> _Available data_:
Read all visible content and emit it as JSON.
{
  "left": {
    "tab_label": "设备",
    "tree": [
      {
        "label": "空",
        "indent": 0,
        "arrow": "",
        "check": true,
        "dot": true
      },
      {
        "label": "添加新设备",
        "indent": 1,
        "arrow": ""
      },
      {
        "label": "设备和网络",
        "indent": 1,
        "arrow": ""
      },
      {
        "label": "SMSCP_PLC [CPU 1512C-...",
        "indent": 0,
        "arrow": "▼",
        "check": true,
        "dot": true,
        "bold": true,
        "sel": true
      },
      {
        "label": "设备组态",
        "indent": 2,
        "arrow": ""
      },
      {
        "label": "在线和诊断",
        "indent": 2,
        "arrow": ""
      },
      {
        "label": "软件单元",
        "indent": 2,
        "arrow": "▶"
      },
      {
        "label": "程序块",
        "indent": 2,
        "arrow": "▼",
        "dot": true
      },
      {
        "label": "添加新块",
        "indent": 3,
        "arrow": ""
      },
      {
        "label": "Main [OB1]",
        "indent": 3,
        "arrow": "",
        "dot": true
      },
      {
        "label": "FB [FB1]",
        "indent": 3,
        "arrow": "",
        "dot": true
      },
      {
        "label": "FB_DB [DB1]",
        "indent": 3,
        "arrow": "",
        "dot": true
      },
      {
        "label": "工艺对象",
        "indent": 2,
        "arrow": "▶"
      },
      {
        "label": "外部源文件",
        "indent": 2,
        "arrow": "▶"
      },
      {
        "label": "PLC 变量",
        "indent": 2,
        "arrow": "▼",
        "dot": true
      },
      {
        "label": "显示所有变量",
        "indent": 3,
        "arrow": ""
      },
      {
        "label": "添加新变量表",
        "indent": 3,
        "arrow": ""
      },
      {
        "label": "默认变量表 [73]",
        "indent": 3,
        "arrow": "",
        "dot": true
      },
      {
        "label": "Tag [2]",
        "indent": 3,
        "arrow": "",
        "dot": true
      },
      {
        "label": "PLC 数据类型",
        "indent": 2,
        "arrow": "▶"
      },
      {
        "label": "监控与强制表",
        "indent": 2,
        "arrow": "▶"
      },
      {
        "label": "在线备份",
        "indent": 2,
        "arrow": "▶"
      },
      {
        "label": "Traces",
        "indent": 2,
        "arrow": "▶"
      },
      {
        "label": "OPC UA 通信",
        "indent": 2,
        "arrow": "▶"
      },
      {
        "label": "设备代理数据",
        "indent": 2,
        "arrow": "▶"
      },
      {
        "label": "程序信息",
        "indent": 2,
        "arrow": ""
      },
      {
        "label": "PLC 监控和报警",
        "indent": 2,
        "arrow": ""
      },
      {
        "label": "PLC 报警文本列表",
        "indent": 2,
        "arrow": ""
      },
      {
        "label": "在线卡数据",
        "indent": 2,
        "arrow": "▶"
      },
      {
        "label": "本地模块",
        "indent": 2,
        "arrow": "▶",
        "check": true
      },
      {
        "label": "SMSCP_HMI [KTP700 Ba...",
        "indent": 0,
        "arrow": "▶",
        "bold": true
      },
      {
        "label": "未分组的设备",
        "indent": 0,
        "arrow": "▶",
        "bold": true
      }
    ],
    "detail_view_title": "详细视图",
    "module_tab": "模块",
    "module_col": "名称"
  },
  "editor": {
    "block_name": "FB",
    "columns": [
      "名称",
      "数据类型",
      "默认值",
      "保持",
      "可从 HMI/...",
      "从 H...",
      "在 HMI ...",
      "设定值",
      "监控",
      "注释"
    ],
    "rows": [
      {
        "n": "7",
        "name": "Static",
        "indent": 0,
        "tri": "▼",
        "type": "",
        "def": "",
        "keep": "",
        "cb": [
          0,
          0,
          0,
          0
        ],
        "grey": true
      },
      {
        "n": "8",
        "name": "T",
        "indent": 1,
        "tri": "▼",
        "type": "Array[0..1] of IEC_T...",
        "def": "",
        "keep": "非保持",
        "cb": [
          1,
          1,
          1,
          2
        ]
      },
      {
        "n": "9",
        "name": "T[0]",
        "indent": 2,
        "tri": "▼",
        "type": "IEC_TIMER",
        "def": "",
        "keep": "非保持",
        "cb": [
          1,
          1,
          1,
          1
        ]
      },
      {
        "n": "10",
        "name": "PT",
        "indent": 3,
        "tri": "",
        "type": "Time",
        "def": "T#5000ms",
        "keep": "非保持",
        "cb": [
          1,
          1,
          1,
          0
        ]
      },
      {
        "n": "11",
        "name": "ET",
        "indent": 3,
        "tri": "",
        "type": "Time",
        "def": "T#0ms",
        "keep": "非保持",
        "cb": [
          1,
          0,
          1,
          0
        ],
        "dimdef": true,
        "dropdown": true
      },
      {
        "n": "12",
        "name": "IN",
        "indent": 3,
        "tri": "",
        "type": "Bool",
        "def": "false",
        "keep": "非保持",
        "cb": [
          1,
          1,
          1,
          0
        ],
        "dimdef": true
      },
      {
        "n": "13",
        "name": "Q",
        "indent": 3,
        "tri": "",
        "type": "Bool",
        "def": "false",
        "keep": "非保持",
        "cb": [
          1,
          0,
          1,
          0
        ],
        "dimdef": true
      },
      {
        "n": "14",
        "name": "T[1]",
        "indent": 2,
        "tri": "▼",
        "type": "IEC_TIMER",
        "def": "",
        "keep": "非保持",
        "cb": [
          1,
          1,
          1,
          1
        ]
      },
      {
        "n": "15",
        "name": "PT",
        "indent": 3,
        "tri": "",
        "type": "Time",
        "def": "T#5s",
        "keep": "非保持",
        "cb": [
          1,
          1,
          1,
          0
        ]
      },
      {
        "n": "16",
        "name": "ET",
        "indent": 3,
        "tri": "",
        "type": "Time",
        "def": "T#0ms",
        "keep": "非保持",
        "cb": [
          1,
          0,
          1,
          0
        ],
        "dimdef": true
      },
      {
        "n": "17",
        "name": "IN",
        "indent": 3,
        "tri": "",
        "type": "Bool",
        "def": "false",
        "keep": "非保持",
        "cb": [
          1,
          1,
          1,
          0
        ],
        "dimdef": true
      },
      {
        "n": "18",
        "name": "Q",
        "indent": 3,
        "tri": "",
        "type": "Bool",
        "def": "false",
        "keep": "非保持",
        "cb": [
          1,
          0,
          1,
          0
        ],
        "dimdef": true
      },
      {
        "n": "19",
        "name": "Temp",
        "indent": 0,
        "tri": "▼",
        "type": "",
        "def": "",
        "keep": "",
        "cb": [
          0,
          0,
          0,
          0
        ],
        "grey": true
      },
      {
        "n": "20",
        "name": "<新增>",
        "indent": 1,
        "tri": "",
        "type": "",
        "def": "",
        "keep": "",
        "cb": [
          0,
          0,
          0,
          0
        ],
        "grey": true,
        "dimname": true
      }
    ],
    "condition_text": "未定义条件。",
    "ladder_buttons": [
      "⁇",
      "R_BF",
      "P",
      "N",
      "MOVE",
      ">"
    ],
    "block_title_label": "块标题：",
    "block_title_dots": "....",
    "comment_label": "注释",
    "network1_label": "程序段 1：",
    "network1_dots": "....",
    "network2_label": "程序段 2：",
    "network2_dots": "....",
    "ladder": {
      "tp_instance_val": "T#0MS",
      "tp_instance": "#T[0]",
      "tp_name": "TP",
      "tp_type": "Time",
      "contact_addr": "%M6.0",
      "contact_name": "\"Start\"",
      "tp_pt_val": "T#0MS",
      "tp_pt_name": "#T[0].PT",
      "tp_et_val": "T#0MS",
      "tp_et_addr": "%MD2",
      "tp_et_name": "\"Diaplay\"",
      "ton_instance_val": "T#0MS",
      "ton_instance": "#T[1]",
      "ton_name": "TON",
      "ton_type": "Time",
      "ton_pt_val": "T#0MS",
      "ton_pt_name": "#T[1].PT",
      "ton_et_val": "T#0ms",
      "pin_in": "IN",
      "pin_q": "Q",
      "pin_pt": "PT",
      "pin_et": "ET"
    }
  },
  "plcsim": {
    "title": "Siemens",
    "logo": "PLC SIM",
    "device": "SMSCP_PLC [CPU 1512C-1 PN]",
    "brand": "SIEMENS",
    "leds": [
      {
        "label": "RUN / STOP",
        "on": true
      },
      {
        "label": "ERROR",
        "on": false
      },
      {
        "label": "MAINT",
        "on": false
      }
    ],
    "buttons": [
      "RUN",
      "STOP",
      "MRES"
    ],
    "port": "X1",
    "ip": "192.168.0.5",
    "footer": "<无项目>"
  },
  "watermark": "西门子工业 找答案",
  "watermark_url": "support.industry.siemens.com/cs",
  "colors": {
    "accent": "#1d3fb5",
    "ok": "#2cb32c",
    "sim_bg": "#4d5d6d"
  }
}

---

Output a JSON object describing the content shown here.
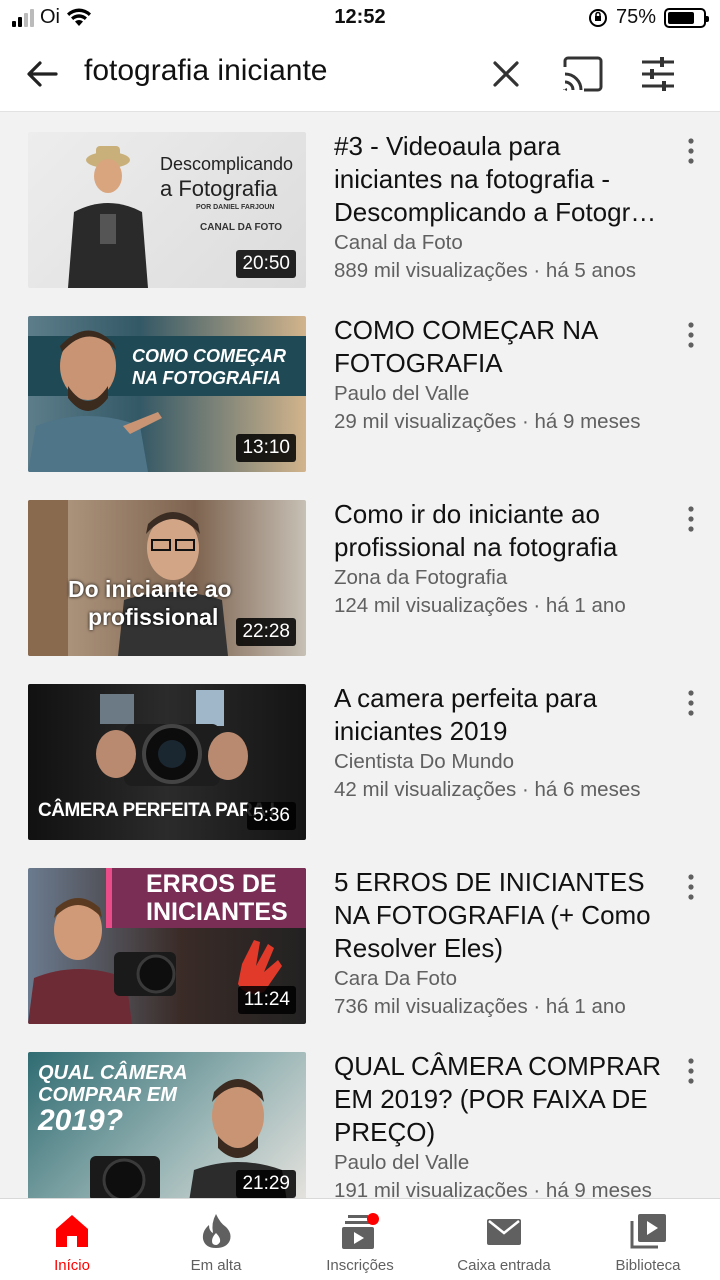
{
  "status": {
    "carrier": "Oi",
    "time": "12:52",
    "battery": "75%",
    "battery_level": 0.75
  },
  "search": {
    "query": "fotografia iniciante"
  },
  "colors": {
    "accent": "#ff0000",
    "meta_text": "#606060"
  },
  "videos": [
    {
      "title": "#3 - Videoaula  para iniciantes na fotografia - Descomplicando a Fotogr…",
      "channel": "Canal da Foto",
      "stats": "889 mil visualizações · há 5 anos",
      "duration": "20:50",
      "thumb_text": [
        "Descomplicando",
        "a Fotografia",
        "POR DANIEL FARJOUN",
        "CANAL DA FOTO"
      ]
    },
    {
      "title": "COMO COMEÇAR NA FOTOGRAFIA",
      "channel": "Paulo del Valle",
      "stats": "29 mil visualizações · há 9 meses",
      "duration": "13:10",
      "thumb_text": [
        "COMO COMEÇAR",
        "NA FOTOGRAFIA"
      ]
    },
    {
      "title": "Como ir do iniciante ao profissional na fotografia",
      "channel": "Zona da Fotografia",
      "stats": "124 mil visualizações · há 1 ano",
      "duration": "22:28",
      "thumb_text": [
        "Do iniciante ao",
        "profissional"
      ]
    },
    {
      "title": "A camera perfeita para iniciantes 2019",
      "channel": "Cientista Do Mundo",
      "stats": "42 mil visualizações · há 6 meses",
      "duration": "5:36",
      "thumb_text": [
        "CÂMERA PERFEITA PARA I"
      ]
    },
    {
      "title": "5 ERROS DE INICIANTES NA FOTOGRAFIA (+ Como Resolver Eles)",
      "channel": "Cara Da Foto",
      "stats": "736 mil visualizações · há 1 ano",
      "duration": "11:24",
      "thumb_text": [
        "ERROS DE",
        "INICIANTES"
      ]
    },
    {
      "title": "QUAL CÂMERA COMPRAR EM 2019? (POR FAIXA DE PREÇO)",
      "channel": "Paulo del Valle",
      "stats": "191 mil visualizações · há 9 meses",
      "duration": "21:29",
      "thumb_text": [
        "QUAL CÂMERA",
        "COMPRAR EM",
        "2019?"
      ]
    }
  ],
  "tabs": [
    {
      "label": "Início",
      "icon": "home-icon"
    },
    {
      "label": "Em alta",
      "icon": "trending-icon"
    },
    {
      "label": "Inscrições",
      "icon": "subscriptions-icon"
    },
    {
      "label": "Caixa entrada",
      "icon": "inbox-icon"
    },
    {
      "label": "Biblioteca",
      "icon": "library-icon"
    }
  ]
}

> _Exercise prompt_: Which lines of the material contain the string "ERROS"? List each of them.

> _Exercise answer_:
      "title": "5 ERROS DE INICIANTES NA FOTOGRAFIA (+ Como Resolver Eles)",
        "ERROS DE",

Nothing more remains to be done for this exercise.